### Description of the task
Your task is to gather the lines below that hold the string "Select".

##### The records #####

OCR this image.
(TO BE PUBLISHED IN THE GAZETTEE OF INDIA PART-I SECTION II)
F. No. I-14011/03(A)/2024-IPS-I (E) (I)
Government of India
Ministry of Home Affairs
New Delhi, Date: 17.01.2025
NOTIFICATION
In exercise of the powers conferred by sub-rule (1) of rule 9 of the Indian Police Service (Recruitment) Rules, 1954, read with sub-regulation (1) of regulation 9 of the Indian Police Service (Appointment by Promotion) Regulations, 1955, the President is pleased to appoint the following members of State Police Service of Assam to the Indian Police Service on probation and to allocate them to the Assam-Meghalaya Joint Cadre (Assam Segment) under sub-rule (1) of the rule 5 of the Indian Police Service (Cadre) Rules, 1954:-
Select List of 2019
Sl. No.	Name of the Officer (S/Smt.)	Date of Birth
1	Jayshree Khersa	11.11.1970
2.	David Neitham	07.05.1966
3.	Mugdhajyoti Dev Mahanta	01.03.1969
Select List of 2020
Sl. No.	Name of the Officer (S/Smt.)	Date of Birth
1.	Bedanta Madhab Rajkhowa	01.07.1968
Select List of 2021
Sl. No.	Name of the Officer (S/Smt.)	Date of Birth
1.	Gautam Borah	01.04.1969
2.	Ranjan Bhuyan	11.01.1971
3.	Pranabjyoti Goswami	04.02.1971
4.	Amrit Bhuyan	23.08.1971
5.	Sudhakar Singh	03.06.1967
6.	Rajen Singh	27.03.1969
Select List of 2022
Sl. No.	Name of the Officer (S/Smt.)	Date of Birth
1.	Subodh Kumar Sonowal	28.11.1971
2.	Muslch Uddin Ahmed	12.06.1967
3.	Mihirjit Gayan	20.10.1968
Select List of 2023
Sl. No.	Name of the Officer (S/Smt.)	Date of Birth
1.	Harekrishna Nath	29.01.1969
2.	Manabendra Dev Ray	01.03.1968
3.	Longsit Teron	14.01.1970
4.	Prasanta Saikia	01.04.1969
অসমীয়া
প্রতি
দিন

#####

### Written reply
Select List of 2019
Select List of 2020
Select List of 2021
Select List of 2022
Select List of 2023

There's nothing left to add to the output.